[Start of MATERIALS PROVIDED]

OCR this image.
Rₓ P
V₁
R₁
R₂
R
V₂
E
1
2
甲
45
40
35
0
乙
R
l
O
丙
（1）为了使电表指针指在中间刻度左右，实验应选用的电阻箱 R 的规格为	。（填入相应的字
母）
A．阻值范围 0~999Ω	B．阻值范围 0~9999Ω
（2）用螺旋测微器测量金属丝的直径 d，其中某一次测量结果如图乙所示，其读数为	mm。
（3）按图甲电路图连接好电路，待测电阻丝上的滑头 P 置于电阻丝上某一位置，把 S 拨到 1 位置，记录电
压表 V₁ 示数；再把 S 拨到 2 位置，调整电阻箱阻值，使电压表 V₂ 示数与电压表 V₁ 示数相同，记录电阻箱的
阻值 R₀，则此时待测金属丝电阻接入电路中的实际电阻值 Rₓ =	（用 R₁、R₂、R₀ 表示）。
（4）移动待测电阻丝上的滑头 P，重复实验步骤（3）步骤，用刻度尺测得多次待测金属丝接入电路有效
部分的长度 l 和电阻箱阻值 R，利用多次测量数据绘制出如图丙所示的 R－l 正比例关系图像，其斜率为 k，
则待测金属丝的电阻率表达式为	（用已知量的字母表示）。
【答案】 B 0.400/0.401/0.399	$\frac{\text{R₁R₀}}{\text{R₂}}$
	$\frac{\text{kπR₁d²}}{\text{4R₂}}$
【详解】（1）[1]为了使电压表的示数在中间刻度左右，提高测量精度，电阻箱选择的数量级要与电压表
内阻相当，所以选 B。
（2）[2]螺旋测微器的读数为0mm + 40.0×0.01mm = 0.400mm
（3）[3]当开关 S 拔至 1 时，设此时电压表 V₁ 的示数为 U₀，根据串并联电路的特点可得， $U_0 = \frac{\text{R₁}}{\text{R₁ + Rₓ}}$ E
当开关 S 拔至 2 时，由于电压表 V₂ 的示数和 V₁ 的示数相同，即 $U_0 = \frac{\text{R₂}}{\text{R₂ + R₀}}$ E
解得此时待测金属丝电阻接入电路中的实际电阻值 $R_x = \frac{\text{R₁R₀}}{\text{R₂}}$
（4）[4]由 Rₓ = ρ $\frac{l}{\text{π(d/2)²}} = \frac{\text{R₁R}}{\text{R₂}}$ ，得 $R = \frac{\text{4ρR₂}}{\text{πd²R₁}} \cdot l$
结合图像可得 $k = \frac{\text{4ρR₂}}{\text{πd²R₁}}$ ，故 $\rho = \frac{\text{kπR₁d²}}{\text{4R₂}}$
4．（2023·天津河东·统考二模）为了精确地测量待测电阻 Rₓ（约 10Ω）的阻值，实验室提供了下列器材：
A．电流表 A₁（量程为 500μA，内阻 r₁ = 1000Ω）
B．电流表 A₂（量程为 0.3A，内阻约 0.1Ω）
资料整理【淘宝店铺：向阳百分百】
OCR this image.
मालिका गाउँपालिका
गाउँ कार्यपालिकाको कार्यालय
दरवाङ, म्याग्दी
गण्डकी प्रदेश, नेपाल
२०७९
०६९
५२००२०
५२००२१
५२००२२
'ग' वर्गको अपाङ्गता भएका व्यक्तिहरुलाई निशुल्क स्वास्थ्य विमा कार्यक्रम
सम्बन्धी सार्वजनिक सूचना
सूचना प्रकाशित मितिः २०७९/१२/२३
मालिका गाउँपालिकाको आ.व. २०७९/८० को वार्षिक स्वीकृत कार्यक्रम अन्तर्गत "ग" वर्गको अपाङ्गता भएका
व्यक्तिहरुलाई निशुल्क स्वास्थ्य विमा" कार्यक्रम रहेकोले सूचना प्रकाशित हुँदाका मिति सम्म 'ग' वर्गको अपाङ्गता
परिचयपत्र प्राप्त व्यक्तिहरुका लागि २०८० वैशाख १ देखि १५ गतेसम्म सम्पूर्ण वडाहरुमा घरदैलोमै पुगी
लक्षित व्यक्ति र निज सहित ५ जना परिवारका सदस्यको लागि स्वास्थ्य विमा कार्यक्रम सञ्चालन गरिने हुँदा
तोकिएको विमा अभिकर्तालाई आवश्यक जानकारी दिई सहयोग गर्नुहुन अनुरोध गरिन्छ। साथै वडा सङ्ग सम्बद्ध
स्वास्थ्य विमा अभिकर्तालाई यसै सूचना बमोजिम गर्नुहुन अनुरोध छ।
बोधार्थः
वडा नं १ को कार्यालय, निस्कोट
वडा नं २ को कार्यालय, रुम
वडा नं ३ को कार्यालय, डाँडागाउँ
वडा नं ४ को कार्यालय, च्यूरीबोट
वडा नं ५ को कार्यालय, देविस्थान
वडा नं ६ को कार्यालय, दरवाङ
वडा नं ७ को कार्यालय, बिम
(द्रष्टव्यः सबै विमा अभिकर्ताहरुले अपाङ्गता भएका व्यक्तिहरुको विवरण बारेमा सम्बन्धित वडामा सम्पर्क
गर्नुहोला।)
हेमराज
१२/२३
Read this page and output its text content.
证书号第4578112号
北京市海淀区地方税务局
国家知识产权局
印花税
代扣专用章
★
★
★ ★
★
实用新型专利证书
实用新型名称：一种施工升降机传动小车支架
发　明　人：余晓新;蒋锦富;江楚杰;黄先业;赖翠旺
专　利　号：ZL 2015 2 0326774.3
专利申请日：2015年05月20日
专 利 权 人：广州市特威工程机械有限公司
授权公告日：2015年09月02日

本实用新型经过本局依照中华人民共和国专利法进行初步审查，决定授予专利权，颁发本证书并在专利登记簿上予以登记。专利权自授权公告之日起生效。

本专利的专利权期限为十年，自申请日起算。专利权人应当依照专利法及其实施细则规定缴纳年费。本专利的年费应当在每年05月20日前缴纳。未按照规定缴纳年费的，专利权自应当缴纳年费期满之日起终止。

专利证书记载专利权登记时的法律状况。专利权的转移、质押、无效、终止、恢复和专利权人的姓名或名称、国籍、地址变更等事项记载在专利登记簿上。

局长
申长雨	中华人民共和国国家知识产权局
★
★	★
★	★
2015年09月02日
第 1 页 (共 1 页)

[End of MATERIALS PROVIDED]

TASK: Count how many lines in the data above hold the string "text", and give the number with no other words.

RESULT: 8